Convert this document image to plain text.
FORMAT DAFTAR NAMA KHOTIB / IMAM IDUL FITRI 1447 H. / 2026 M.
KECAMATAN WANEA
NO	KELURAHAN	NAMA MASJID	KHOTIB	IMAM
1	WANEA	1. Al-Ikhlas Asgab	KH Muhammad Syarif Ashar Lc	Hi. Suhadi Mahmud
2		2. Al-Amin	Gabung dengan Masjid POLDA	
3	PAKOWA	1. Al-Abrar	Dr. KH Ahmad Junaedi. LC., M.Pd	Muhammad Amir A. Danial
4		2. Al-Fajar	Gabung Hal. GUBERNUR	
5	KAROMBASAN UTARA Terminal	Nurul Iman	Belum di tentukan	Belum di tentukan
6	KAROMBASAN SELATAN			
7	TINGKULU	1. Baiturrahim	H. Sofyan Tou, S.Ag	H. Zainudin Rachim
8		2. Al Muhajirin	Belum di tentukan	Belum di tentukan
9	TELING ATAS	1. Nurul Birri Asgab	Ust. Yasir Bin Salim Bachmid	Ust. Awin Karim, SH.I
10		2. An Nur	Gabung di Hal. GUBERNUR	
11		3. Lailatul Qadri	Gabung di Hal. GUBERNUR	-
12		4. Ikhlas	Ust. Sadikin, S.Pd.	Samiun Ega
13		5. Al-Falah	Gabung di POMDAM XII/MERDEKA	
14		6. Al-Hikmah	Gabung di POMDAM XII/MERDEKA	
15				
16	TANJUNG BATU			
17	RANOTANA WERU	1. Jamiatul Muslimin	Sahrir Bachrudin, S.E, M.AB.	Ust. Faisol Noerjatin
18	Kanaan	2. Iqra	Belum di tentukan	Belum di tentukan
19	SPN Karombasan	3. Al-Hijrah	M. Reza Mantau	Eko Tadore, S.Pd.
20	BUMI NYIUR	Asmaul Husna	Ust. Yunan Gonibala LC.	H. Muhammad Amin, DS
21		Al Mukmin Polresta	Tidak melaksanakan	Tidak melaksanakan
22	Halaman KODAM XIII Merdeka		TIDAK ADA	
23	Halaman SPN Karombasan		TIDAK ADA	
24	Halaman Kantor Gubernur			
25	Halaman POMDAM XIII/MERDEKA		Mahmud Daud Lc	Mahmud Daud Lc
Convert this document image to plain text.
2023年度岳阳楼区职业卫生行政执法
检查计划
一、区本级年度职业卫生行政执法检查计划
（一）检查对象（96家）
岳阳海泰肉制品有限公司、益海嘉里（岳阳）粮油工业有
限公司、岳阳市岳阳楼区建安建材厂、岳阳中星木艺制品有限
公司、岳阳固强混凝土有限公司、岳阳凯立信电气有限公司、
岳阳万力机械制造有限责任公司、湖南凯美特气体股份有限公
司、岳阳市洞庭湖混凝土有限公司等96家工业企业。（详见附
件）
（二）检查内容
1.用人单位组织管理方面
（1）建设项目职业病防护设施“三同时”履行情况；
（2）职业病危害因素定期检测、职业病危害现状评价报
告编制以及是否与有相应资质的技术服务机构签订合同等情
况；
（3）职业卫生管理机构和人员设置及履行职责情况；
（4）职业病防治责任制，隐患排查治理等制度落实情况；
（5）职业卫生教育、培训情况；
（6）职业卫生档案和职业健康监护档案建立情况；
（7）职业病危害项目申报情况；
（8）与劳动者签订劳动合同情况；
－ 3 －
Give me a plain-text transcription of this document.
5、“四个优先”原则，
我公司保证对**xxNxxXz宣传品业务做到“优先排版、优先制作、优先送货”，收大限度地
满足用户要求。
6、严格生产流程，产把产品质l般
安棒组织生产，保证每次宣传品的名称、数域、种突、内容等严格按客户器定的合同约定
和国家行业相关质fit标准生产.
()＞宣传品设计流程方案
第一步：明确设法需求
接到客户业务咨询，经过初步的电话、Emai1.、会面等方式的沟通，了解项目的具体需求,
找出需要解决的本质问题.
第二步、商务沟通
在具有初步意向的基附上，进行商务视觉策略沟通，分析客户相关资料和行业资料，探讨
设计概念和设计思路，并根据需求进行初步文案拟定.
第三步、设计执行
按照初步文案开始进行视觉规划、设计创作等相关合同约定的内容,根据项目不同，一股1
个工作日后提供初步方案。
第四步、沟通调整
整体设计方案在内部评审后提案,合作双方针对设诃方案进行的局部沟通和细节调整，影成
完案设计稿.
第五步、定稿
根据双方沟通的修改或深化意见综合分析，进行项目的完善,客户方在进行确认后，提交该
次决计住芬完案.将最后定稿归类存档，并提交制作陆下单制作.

□ □ □ □

Above are the records. Identify each line that contains the word "Asgab".

• **Response to the exercise**:
1	WANEA	1. Al-Ikhlas Asgab	KH Muhammad Syarif Ashar Lc	Hi. Suhadi Mahmud
9	TELING ATAS	1. Nurul Birri Asgab	Ust. Yasir Bin Salim Bachmid	Ust. Awin Karim, SH.I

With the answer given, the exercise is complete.